Show every line below where "مناظرے" can be found.

↓↓↓

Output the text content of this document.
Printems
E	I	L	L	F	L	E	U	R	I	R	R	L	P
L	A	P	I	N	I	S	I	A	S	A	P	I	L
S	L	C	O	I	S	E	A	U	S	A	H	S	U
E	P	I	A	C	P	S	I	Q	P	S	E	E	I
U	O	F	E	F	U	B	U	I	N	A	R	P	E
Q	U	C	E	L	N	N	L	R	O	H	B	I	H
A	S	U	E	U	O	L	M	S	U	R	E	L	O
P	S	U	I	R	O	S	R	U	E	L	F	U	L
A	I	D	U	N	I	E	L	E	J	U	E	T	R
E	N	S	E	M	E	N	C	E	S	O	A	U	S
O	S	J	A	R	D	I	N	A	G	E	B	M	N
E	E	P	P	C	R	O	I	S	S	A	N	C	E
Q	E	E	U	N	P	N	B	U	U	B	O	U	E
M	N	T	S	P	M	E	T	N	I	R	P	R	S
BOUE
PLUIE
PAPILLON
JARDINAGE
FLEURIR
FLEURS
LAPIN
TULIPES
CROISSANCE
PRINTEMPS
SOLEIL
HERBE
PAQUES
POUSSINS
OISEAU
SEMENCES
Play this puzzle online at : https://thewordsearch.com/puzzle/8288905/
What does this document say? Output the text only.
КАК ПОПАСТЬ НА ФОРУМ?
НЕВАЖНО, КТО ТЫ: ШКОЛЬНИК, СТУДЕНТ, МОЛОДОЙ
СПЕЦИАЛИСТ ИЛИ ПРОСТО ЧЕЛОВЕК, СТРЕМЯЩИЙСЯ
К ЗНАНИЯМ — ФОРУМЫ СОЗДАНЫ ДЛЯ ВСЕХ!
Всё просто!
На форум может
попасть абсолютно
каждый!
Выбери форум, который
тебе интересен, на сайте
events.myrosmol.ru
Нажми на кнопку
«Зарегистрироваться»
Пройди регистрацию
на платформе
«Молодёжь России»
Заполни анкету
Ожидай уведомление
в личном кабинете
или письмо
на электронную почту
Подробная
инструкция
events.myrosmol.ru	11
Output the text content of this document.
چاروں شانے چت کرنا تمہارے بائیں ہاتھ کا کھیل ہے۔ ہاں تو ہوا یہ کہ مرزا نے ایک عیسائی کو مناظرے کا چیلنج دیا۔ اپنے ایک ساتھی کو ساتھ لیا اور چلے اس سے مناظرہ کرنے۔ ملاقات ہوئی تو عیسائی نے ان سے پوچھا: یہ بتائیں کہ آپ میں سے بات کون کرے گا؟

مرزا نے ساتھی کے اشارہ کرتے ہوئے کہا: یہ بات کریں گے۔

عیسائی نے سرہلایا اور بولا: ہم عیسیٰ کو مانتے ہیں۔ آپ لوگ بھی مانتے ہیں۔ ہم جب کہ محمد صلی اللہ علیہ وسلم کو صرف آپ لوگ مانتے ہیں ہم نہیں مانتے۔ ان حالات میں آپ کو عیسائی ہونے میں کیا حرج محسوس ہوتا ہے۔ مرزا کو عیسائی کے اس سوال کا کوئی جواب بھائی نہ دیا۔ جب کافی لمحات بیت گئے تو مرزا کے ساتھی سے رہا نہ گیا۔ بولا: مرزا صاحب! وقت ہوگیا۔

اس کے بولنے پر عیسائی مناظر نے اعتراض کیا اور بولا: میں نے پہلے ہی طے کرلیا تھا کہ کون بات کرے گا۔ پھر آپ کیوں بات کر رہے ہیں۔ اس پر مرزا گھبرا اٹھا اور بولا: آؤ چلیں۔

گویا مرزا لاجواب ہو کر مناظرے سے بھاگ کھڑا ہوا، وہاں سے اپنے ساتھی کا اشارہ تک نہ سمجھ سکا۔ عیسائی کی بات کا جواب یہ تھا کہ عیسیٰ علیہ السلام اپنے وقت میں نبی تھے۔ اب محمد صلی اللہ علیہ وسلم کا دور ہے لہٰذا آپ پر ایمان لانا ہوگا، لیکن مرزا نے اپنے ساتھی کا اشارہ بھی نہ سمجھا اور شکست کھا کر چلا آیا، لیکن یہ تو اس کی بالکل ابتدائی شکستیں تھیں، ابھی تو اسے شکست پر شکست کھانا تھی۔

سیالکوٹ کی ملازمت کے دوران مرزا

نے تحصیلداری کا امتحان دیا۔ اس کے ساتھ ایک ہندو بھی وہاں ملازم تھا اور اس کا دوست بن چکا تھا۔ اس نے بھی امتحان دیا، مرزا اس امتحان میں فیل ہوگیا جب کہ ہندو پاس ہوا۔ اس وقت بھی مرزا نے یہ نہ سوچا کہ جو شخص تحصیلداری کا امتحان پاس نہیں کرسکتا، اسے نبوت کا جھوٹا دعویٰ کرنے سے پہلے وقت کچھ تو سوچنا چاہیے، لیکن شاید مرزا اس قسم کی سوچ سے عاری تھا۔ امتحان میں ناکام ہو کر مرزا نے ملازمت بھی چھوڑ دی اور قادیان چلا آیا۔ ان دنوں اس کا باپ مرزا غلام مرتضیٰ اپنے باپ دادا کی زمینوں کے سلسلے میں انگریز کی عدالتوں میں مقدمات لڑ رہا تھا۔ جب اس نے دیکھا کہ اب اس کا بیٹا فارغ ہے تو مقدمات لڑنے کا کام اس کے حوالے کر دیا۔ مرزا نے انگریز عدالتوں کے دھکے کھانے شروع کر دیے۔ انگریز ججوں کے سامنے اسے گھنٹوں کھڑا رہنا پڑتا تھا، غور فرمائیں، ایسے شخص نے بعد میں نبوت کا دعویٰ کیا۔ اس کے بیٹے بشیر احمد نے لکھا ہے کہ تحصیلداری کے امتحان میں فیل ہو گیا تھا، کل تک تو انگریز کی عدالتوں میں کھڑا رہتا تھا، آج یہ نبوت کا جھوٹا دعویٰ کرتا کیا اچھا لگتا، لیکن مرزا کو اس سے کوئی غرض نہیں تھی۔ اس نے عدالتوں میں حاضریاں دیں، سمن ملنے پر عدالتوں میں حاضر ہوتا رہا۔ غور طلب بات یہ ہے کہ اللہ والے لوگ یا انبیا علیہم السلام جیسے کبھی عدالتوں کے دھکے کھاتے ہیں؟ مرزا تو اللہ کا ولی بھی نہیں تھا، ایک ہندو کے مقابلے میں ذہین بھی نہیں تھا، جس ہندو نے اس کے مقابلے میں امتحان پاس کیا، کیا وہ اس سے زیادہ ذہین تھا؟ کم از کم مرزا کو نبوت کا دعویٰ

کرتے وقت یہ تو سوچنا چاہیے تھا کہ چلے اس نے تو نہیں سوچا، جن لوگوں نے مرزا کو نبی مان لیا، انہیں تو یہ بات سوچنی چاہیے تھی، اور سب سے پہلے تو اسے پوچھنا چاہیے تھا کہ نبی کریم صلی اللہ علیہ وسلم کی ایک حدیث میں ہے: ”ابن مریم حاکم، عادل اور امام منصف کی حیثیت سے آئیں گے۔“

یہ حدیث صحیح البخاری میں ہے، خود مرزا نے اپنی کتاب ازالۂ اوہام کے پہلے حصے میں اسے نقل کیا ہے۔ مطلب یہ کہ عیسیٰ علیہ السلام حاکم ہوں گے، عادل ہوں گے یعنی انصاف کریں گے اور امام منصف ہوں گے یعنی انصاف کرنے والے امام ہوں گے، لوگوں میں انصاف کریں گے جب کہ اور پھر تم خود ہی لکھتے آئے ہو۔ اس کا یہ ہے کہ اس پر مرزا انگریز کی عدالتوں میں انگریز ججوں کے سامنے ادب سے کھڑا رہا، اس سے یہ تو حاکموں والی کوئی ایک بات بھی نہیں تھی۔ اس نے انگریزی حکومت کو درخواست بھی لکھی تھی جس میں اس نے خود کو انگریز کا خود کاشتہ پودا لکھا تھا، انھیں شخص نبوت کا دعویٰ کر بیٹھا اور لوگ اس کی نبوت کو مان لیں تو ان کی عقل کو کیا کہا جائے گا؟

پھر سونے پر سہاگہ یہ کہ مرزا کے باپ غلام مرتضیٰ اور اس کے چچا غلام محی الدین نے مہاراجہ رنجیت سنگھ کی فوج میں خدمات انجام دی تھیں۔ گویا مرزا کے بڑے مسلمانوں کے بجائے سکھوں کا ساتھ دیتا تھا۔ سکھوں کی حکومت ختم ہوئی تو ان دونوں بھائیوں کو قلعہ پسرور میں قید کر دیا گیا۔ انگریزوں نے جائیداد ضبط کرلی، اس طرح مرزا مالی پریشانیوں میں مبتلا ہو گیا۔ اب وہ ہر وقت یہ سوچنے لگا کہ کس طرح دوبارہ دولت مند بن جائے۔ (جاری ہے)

↑↑↑

[Exercise answer]:
چاروں شانے چت کرنا تمہارے بائیں ہاتھ کا کھیل ہے۔ ہاں تو ہوا یہ کہ مرزا نے ایک عیسائی کو مناظرے کا چیلنج دیا۔ اپنے ایک ساتھی کو ساتھ لیا اور چلے اس سے مناظرہ کرنے۔ ملاقات ہوئی تو عیسائی نے ان سے پوچھا: یہ بتائیں کہ آپ میں سے بات کون کرے گا؟
گویا مرزا لاجواب ہو کر مناظرے سے بھاگ کھڑا ہوا، وہاں سے اپنے ساتھی کا اشارہ تک نہ سمجھ سکا۔ عیسائی کی بات کا جواب یہ تھا کہ عیسیٰ علیہ السلام اپنے وقت میں نبی تھے۔ اب محمد صلی اللہ علیہ وسلم کا دور ہے لہٰذا آپ پر ایمان لانا ہوگا، لیکن مرزا نے اپنے ساتھی کا اشارہ بھی نہ سمجھا اور شکست کھا کر چلا آیا، لیکن یہ تو اس کی بالکل ابتدائی شکستیں تھیں، ابھی تو اسے شکست پر شکست کھانا تھی۔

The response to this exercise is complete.